Verilen Problem 1: Kayıtların başından "label-percent: 4% xyxy=(131,628,189,669)" ifadesini içeren satıra kadar, bu satır da dahil olmak üzere, uzanan bölümü aynen yeniden yazınız.

Okuma Parçası:
GÜNCEL SURİYE VE GAZZE DERSLERİ

Şükrü HÜSEYİNOĞLU

12-02-2025 14:50


Suriye’de laik Baas diktasının halka yönelik zulmünün ayyuka çıktığı süreçte “İzzeti Âlemlerin Rabbi Yerine Suriye Kralının Yanında Aramak” başlıklı bir makale kaleme almıştım.[1] İbn Haldun’un “Geçmiş geleceğe, suyun suya benzediği kadar benzer” sözünde dile getirdiği acı bir hakikate, tarihten bir ibretlik olayın tanıklığında vurgu yapmaya çalıştığım, özellikle İran’ın Suriye politikasını söz konusu ibretlik olay üzerinden değerlendirmeye çalıştığım bir makale… Öncesinde kaleme aldığım “İzzeti Baas’ın ve Baasçıların Yanında Aramak” başlıklı makalenin[2] devam niteliğinde bir makale...

Veri kümesinden alıntı:
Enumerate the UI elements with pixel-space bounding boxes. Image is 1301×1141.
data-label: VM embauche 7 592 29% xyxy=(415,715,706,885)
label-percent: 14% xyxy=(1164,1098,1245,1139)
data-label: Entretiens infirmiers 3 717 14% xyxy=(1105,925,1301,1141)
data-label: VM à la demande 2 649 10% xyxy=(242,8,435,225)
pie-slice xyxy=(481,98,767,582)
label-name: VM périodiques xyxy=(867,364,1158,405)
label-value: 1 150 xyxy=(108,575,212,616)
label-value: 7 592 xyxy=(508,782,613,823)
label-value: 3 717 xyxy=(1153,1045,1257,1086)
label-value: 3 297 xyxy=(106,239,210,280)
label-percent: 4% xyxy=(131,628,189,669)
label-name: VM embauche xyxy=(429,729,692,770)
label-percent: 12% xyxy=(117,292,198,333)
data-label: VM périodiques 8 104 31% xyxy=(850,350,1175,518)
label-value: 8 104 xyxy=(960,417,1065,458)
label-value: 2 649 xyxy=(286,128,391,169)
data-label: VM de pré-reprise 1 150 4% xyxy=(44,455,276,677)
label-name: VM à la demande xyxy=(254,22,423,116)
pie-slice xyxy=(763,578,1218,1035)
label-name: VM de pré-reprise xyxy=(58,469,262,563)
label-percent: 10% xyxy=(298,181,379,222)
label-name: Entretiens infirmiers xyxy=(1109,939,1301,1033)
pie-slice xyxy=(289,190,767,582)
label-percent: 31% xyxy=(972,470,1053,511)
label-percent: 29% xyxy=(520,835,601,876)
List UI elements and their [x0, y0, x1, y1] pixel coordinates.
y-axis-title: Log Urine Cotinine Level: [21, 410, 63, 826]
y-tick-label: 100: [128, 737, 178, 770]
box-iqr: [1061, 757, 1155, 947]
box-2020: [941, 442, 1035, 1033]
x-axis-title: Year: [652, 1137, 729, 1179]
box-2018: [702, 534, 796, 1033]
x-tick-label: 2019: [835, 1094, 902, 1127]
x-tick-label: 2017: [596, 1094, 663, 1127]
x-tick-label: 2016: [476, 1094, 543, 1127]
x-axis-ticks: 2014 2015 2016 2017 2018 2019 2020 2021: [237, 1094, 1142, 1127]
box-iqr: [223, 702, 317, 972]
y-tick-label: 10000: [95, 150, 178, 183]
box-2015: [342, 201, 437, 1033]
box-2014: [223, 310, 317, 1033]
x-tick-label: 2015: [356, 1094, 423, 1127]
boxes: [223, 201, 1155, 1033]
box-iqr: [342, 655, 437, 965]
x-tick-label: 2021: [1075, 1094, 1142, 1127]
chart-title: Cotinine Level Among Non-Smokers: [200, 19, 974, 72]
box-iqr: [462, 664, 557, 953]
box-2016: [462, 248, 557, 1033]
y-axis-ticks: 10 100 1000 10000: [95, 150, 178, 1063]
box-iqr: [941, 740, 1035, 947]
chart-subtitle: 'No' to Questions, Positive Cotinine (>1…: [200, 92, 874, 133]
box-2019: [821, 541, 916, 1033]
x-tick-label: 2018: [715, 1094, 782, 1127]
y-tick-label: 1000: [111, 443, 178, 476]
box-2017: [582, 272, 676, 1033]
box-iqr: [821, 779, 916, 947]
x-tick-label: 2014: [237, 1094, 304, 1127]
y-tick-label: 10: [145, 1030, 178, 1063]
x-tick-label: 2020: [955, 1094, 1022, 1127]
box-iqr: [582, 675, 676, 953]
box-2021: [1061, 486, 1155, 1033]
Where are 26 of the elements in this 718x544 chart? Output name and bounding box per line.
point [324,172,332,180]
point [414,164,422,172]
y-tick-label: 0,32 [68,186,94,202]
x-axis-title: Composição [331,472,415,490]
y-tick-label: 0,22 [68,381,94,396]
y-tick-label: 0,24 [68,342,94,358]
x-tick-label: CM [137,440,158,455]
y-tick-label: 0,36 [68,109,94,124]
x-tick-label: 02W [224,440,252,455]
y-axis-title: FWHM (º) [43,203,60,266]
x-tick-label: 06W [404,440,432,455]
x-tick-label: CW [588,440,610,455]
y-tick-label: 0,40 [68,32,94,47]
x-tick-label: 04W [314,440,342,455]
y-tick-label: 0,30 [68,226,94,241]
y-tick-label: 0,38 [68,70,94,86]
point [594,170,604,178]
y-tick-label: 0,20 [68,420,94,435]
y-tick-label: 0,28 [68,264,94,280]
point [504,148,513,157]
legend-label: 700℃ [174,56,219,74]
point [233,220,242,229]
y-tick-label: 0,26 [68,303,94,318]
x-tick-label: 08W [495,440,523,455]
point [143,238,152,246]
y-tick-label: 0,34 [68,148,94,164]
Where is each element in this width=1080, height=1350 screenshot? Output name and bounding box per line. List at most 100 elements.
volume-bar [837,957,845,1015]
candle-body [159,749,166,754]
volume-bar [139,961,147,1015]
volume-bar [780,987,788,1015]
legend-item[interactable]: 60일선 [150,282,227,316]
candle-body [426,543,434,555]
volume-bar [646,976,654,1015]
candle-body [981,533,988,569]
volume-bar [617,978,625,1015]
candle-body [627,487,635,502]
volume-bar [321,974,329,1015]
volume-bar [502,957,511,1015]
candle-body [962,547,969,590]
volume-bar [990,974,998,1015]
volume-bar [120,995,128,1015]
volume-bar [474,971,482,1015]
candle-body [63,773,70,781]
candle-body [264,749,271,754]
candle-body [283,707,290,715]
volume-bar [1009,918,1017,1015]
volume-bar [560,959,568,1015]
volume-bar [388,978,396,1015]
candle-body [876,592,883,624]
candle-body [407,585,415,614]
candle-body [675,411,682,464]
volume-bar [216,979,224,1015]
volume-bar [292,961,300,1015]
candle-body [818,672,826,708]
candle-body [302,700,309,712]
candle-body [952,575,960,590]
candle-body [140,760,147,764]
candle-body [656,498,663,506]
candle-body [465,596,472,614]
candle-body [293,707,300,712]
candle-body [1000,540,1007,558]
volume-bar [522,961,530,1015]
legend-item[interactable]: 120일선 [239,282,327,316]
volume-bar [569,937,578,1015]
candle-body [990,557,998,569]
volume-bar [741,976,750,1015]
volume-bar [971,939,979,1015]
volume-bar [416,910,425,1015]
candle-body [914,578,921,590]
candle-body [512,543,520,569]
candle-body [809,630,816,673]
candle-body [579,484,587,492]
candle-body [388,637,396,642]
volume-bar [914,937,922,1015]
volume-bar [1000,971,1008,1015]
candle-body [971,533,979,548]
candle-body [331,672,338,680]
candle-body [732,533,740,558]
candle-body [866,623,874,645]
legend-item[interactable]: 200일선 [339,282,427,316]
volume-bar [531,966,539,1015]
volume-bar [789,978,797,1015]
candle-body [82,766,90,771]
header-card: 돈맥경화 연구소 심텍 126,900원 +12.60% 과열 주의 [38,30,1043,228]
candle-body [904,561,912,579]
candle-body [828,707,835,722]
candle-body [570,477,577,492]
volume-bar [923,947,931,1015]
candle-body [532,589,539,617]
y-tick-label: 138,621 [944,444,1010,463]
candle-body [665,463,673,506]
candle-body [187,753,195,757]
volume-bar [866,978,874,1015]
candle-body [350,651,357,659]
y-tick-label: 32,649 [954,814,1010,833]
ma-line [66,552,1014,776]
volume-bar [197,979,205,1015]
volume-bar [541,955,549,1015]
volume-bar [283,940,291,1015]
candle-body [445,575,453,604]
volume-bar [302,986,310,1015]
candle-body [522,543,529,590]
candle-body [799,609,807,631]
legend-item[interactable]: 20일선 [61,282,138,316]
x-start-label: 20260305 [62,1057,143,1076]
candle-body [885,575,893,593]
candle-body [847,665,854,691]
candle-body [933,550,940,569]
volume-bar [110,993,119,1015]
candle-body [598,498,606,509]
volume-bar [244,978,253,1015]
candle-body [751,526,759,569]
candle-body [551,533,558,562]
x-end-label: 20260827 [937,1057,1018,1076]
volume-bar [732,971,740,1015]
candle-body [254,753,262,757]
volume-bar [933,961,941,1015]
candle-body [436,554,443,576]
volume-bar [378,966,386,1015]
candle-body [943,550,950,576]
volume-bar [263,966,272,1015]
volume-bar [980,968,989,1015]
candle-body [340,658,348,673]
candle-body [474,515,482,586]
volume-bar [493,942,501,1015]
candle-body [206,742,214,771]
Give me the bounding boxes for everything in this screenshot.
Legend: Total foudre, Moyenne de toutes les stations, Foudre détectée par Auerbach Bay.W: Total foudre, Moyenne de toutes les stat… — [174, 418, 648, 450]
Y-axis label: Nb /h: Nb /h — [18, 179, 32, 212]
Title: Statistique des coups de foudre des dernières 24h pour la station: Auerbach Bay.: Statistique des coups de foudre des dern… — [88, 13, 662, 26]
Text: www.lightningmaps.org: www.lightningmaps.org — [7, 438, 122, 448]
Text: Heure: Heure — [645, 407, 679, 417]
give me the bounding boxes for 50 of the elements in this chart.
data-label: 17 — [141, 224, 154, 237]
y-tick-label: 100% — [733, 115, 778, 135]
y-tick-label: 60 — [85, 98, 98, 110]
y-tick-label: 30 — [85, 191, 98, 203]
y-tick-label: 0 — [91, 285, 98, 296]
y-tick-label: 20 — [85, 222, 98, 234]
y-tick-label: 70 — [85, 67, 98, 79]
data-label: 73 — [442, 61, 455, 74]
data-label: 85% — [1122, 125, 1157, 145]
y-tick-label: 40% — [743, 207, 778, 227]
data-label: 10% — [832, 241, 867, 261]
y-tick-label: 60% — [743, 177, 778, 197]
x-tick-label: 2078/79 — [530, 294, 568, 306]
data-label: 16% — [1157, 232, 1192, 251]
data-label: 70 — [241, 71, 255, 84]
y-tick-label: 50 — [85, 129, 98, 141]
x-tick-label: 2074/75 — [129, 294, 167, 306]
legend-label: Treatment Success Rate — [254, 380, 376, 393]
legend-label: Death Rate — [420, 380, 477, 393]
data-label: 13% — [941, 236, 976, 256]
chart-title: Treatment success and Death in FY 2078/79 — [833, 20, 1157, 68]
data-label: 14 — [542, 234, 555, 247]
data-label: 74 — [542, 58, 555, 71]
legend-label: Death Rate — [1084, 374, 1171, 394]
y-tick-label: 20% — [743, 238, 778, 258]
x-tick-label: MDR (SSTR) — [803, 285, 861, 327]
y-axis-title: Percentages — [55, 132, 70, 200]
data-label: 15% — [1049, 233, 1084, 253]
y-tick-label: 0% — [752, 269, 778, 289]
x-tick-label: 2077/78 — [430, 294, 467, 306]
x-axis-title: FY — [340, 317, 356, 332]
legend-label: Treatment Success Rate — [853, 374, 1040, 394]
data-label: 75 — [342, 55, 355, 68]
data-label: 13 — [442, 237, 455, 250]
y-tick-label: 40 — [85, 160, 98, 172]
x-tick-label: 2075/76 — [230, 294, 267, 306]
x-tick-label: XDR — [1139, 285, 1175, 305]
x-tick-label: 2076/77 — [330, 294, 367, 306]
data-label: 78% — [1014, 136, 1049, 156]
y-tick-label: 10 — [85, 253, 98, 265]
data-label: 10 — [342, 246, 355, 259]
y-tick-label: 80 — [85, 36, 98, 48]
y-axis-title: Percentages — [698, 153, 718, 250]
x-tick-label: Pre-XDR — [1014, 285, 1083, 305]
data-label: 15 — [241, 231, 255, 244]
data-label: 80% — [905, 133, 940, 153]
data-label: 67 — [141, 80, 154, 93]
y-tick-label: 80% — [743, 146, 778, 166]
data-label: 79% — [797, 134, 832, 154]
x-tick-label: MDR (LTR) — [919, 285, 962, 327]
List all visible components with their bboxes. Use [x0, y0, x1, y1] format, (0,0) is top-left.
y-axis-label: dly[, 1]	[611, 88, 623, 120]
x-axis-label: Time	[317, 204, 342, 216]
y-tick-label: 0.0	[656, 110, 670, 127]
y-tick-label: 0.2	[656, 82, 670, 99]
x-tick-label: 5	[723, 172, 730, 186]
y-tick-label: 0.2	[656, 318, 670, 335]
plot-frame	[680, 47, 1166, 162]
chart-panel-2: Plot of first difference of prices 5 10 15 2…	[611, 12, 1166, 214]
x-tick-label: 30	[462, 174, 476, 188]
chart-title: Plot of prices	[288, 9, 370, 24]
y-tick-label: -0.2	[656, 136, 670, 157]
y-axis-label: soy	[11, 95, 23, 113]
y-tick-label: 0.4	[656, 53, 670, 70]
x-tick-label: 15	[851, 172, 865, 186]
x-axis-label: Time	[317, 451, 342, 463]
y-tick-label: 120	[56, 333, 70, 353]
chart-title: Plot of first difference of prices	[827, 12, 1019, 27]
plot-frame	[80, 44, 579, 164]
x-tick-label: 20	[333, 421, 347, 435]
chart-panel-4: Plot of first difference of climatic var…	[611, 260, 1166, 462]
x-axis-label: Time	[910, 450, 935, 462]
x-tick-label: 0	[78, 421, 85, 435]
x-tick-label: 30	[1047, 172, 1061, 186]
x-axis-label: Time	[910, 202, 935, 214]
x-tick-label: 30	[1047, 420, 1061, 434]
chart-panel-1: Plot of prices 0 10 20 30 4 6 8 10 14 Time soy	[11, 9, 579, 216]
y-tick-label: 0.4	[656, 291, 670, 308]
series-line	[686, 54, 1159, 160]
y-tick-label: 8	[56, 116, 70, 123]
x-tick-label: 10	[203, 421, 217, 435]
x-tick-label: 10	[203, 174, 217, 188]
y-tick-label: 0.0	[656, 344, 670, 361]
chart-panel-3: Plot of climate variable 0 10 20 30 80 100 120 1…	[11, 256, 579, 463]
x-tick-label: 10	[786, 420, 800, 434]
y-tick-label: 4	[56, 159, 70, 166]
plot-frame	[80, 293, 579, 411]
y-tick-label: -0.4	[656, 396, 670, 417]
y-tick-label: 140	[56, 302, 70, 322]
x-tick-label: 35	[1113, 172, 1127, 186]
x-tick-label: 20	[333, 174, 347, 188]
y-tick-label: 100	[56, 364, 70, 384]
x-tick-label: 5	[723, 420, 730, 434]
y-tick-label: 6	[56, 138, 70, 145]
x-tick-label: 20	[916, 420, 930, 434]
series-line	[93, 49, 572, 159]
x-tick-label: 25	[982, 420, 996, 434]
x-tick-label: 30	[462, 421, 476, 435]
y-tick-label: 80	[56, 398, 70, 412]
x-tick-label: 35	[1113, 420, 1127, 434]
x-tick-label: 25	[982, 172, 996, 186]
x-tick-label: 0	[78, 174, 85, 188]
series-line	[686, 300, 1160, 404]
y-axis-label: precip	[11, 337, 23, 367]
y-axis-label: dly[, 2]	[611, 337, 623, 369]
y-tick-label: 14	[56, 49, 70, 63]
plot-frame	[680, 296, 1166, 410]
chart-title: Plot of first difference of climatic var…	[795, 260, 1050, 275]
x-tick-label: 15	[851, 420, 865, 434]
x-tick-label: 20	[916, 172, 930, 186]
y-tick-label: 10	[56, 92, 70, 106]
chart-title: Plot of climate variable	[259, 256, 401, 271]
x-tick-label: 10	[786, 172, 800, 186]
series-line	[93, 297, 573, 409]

Verilen Problem 2: Suriye ve Gaza dersleri üzerine olan okuma parçasını baştan sona, hiçbir değişiklik yapmadan alıntılayınız.

Görev Sonucu 1:
Enumerate the UI elements with pixel-space bounding boxes. Image is 1301×1141.
data-label: VM embauche 7 592 29% xyxy=(415,715,706,885)
label-percent: 14% xyxy=(1164,1098,1245,1139)
data-label: Entretiens infirmiers 3 717 14% xyxy=(1105,925,1301,1141)
data-label: VM à la demande 2 649 10% xyxy=(242,8,435,225)
pie-slice xyxy=(481,98,767,582)
label-name: VM périodiques xyxy=(867,364,1158,405)
label-value: 1 150 xyxy=(108,575,212,616)
label-value: 7 592 xyxy=(508,782,613,823)
label-value: 3 717 xyxy=(1153,1045,1257,1086)
label-value: 3 297 xyxy=(106,239,210,280)
label-percent: 4% xyxy=(131,628,189,669)

Görev Sonucu 2:
GÜNCEL SURİYE VE GAZZE DERSLERİ

Şükrü HÜSEYİNOĞLU

12-02-2025 14:50


Suriye’de laik Baas diktasının halka yönelik zulmünün ayyuka çıktığı süreçte “İzzeti Âlemlerin Rabbi Yerine Suriye Kralının Yanında Aramak” başlıklı bir makale kaleme almıştım.[1] İbn Haldun’un “Geçmiş geleceğe, suyun suya benzediği kadar benzer” sözünde dile getirdiği acı bir hakikate, tarihten bir ibretlik olayın tanıklığında vurgu yapmaya çalıştığım, özellikle İran’ın Suriye politikasını söz konusu ibretlik olay üzerinden değerlendirmeye çalıştığım bir makale… Öncesinde kaleme aldığım “İzzeti Baas’ın ve Baasçıların Yanında Aramak” başlıklı makalenin[2] devam niteliğinde bir makale...